SUPPLIED ENTRIES
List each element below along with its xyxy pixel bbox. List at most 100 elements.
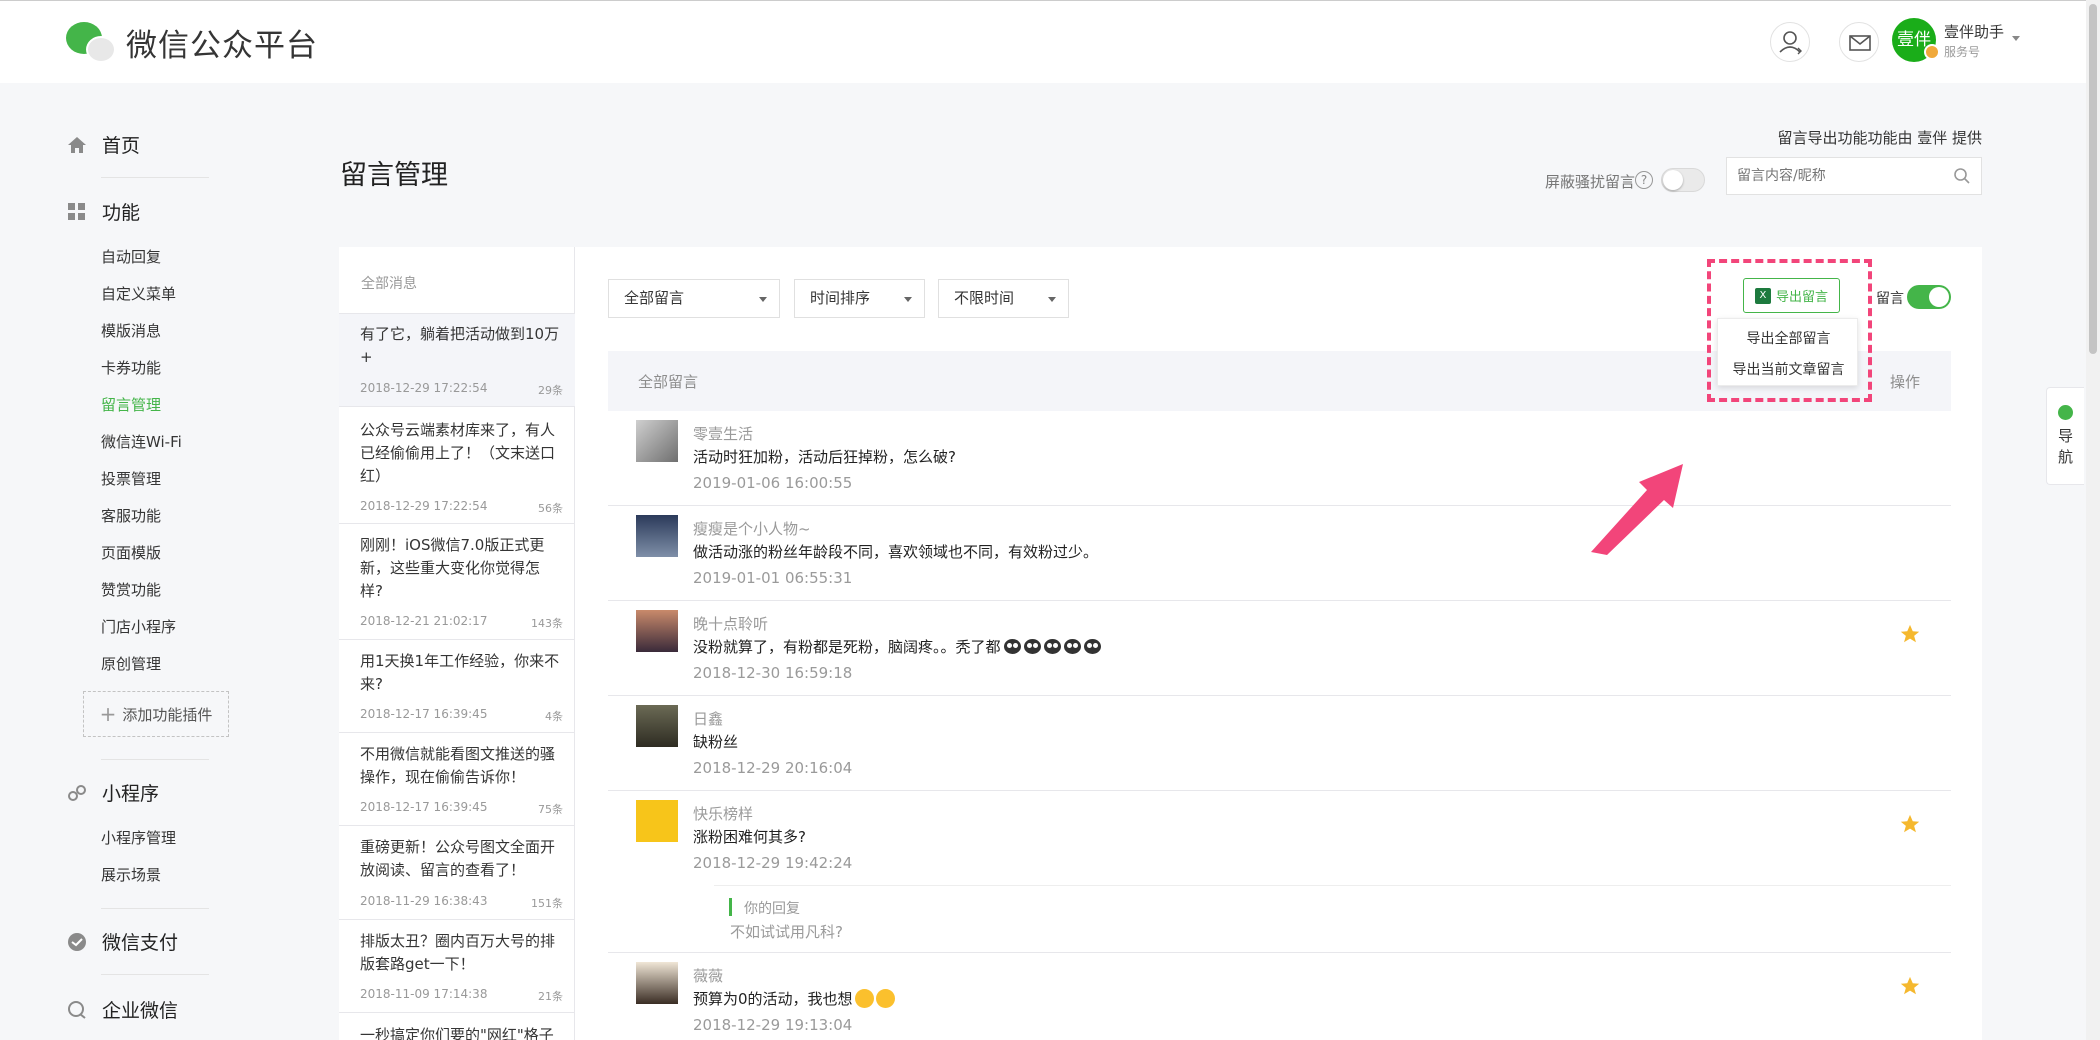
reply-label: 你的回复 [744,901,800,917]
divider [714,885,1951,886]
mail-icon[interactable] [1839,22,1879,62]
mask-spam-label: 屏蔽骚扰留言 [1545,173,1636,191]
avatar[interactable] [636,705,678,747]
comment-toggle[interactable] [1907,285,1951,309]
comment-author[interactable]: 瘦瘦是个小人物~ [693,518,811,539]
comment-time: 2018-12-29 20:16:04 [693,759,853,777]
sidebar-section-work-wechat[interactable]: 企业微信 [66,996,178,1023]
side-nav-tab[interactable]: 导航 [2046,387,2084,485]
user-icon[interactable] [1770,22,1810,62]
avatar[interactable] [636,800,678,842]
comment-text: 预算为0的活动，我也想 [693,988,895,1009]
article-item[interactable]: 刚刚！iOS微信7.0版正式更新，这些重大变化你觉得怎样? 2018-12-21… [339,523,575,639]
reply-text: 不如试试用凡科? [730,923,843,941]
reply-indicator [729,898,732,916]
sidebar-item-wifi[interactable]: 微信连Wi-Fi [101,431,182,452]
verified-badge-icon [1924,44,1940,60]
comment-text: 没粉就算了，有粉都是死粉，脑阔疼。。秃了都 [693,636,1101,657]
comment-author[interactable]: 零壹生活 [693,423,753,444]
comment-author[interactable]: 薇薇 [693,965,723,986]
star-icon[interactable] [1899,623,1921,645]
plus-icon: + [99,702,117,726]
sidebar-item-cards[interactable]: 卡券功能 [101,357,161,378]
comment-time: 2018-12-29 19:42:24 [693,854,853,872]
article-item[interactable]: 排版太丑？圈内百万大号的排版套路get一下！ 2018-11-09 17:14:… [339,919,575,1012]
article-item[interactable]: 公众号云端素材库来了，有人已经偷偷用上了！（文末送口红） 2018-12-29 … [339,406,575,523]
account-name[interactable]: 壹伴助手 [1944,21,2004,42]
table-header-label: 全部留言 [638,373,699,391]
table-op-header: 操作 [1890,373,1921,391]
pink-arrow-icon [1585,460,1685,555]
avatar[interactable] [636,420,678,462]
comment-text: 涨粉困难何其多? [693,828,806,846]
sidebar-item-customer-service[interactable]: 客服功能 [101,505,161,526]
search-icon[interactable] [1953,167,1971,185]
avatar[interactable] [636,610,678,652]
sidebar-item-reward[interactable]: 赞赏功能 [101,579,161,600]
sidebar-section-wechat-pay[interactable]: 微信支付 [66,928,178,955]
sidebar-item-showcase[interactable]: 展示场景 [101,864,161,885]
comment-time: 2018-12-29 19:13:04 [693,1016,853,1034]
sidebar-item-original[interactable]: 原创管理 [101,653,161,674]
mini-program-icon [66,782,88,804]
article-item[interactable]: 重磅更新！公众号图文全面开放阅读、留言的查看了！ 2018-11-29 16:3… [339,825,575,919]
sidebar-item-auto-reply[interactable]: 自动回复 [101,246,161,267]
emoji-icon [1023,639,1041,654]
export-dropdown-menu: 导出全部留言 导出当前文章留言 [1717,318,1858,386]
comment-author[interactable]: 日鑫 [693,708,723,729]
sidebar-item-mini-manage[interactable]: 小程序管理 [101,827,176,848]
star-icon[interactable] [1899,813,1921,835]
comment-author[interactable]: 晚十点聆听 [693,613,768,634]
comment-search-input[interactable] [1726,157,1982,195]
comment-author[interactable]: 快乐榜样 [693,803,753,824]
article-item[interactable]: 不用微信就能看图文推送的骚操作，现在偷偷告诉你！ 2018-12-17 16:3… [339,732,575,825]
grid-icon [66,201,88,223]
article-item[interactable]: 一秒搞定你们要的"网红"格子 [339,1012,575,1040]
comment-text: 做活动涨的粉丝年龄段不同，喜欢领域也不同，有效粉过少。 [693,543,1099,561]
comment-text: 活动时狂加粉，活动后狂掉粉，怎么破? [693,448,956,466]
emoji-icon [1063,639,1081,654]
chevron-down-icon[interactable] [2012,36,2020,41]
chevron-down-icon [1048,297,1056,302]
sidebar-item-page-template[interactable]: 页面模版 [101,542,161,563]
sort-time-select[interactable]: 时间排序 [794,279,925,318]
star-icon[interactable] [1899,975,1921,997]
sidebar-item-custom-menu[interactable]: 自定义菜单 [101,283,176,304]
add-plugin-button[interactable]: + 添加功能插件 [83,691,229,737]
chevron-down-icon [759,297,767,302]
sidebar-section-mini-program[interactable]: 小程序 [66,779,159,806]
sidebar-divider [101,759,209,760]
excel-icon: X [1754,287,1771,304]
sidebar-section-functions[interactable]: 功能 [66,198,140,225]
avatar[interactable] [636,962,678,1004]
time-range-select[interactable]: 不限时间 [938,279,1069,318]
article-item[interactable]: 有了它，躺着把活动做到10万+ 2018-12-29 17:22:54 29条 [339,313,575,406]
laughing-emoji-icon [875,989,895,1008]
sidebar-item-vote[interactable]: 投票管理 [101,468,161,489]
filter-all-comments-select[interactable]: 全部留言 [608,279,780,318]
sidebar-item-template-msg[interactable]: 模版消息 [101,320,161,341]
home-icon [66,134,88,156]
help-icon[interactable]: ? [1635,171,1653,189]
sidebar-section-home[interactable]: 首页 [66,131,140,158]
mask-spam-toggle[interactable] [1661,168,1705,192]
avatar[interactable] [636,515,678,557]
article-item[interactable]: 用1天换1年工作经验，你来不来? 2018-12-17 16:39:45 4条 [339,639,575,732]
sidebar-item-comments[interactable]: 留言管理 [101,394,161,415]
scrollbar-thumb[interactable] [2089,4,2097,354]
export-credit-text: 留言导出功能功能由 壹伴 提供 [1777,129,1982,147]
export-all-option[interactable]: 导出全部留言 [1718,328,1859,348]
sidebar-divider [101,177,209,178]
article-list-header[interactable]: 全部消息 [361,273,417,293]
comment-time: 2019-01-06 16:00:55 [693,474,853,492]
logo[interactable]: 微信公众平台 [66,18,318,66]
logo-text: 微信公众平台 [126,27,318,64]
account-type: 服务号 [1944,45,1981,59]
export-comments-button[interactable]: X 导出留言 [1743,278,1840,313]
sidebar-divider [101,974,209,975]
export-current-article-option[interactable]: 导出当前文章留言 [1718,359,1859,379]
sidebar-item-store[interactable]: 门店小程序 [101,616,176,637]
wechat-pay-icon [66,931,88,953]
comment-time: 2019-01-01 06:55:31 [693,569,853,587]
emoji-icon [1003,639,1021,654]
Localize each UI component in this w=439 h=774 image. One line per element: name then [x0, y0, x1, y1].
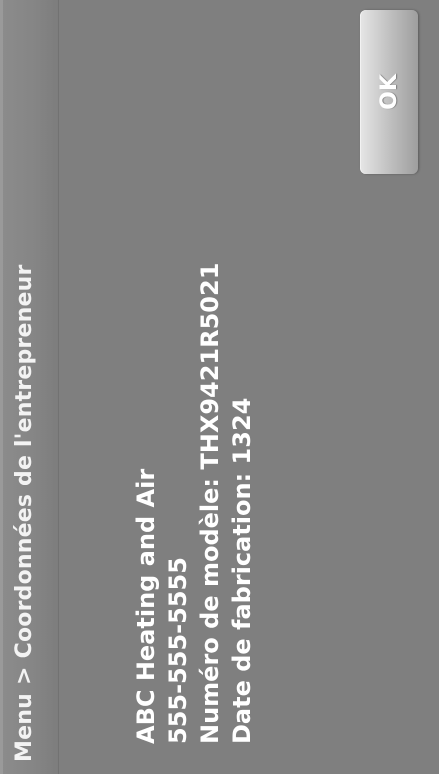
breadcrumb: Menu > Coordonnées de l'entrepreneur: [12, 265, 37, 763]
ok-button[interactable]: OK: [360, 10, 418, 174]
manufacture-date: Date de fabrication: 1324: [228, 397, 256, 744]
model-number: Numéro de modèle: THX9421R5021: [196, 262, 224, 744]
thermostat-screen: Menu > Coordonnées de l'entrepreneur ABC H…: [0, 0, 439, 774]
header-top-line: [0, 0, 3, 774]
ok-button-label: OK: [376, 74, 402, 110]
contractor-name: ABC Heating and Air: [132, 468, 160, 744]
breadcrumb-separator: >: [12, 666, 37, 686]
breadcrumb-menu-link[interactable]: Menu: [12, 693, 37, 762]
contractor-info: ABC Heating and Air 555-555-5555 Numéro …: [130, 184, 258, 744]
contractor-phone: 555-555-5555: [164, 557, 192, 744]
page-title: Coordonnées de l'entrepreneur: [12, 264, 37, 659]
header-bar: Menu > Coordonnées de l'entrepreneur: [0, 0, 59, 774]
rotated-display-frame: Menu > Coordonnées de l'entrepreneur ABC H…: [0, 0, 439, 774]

EXERCISE DIRECTIONS
Please copy out every one of the entries above word for word, leaving out the pictures.

CORRECT RESPONSE
List each element below along with its xyxy pixel bbox. List at most 100 elements.
reply-label: 你的回复 [744,901,800,917]
divider [714,885,1951,886]
mail-icon[interactable] [1839,22,1879,62]
mask-spam-label: 屏蔽骚扰留言 [1545,173,1636,191]
avatar[interactable] [636,705,678,747]
comment-toggle[interactable] [1907,285,1951,309]
comment-author[interactable]: 瘦瘦是个小人物~ [693,518,811,539]
comment-time: 2018-12-29 20:16:04 [693,759,853,777]
sidebar-section-work-wechat[interactable]: 企业微信 [66,996,178,1023]
side-nav-tab[interactable]: 导航 [2046,387,2084,485]
user-icon[interactable] [1770,22,1810,62]
avatar[interactable] [636,800,678,842]
comment-text: 预算为0的活动，我也想 [693,988,895,1009]
article-item[interactable]: 刚刚！iOS微信7.0版正式更新，这些重大变化你觉得怎样? 2018-12-21… [339,523,575,639]
reply-text: 不如试试用凡科? [730,923,843,941]
reply-indicator [729,898,732,916]
sidebar-item-wifi[interactable]: 微信连Wi-Fi [101,431,182,452]
verified-badge-icon [1924,44,1940,60]
comment-text: 没粉就算了，有粉都是死粉，脑阔疼。。秃了都 [693,636,1101,657]
comment-author[interactable]: 零壹生活 [693,423,753,444]
comment-author[interactable]: 薇薇 [693,965,723,986]
star-icon[interactable] [1899,623,1921,645]
plus-icon: + [99,702,117,726]
sidebar-item-cards[interactable]: 卡券功能 [101,357,161,378]
comment-time: 2018-12-29 19:42:24 [693,854,853,872]
article-item[interactable]: 排版太丑？圈内百万大号的排版套路get一下！ 2018-11-09 17:14:… [339,919,575,1012]
article-item[interactable]: 公众号云端素材库来了，有人已经偷偷用上了！（文末送口红） 2018-12-29 … [339,406,575,523]
account-name[interactable]: 壹伴助手 [1944,21,2004,42]
table-header-label: 全部留言 [638,373,699,391]
table-op-header: 操作 [1890,373,1921,391]
pink-arrow-icon [1585,460,1685,555]
avatar[interactable] [636,420,678,462]
comment-text: 涨粉困难何其多? [693,828,806,846]
sidebar-item-customer-service[interactable]: 客服功能 [101,505,161,526]
search-icon[interactable] [1953,167,1971,185]
avatar[interactable] [636,610,678,652]
sidebar-item-reward[interactable]: 赞赏功能 [101,579,161,600]
sidebar-section-wechat-pay[interactable]: 微信支付 [66,928,178,955]
sidebar-item-showcase[interactable]: 展示场景 [101,864,161,885]
comment-time: 2018-12-29 19:13:04 [693,1016,853,1034]
sidebar-item-original[interactable]: 原创管理 [101,653,161,674]
mini-program-icon [66,782,88,804]
article-item[interactable]: 重磅更新！公众号图文全面开放阅读、留言的查看了！ 2018-11-29 16:3… [339,825,575,919]
sidebar-item-auto-reply[interactable]: 自动回复 [101,246,161,267]
emoji-icon [1023,639,1041,654]
export-dropdown-menu: 导出全部留言 导出当前文章留言 [1717,318,1858,386]
comment-author[interactable]: 日鑫 [693,708,723,729]
sidebar-item-mini-manage[interactable]: 小程序管理 [101,827,176,848]
star-icon[interactable] [1899,813,1921,835]
comment-author[interactable]: 晚十点聆听 [693,613,768,634]
comment-search-input[interactable] [1726,157,1982,195]
comment-author[interactable]: 快乐榜样 [693,803,753,824]
article-item[interactable]: 不用微信就能看图文推送的骚操作，现在偷偷告诉你！ 2018-12-17 16:3… [339,732,575,825]
grid-icon [66,201,88,223]
article-item[interactable]: 一秒搞定你们要的"网红"格子 [339,1012,575,1040]
comment-text: 做活动涨的粉丝年龄段不同，喜欢领域也不同，有效粉过少。 [693,543,1099,561]
comment-text: 活动时狂加粉，活动后狂掉粉，怎么破? [693,448,956,466]
emoji-icon [1063,639,1081,654]
chevron-down-icon[interactable] [2012,36,2020,41]
chevron-down-icon [1048,297,1056,302]
sidebar-item-page-template[interactable]: 页面模版 [101,542,161,563]
sort-time-select[interactable]: 时间排序 [794,279,925,318]
star-icon[interactable] [1899,975,1921,997]
sidebar-item-custom-menu[interactable]: 自定义菜单 [101,283,176,304]
add-plugin-button[interactable]: + 添加功能插件 [83,691,229,737]
chevron-down-icon [759,297,767,302]
sidebar-section-mini-program[interactable]: 小程序 [66,779,159,806]
sidebar-divider [101,759,209,760]
excel-icon: X [1754,287,1771,304]
sidebar-section-functions[interactable]: 功能 [66,198,140,225]
avatar[interactable] [636,962,678,1004]
time-range-select[interactable]: 不限时间 [938,279,1069,318]
article-item[interactable]: 有了它，躺着把活动做到10万+ 2018-12-29 17:22:54 29条 [339,313,575,406]
laughing-emoji-icon [875,989,895,1008]
sidebar-item-vote[interactable]: 投票管理 [101,468,161,489]
filter-all-comments-select[interactable]: 全部留言 [608,279,780,318]
sidebar-item-template-msg[interactable]: 模版消息 [101,320,161,341]
home-icon [66,134,88,156]
help-icon[interactable]: ? [1635,171,1653,189]
sidebar-section-home[interactable]: 首页 [66,131,140,158]
mask-spam-toggle[interactable] [1661,168,1705,192]
avatar[interactable] [636,515,678,557]
article-item[interactable]: 用1天换1年工作经验，你来不来? 2018-12-17 16:39:45 4条 [339,639,575,732]
sidebar-item-comments[interactable]: 留言管理 [101,394,161,415]
scrollbar-thumb[interactable] [2089,4,2097,354]
export-credit-text: 留言导出功能功能由 壹伴 提供 [1777,129,1982,147]
export-all-option[interactable]: 导出全部留言 [1718,328,1859,348]
sidebar-divider [101,177,209,178]
article-list-header[interactable]: 全部消息 [361,273,417,293]
comment-time: 2019-01-06 16:00:55 [693,474,853,492]
logo[interactable]: 微信公众平台 [66,18,318,66]
logo-text: 微信公众平台 [126,27,318,64]
account-type: 服务号 [1944,45,1981,59]
export-comments-button[interactable]: X 导出留言 [1743,278,1840,313]
sidebar-divider [101,974,209,975]
export-current-article-option[interactable]: 导出当前文章留言 [1718,359,1859,379]
sidebar-item-store[interactable]: 门店小程序 [101,616,176,637]
wechat-pay-icon [66,931,88,953]
comment-time: 2019-01-01 06:55:31 [693,569,853,587]
emoji-icon [1003,639,1021,654]
Localize each UI component in this w=439 h=774 image. One line per element: name then [x0, y0, x1, y1].
breadcrumb: Menu > Coordonnées de l'entrepreneur: [12, 265, 37, 763]
ok-button[interactable]: OK: [360, 10, 418, 174]
manufacture-date: Date de fabrication: 1324: [228, 397, 256, 744]
model-number: Numéro de modèle: THX9421R5021: [196, 262, 224, 744]
thermostat-screen: Menu > Coordonnées de l'entrepreneur ABC H…: [0, 0, 439, 774]
header-top-line: [0, 0, 3, 774]
ok-button-label: OK: [376, 74, 402, 110]
contractor-name: ABC Heating and Air: [132, 468, 160, 744]
breadcrumb-separator: >: [12, 666, 37, 686]
breadcrumb-menu-link[interactable]: Menu: [12, 693, 37, 762]
contractor-info: ABC Heating and Air 555-555-5555 Numéro …: [130, 184, 258, 744]
contractor-phone: 555-555-5555: [164, 557, 192, 744]
page-title: Coordonnées de l'entrepreneur: [12, 264, 37, 659]
header-bar: Menu > Coordonnées de l'entrepreneur: [0, 0, 59, 774]
rotated-display-frame: Menu > Coordonnées de l'entrepreneur ABC H…: [0, 0, 439, 774]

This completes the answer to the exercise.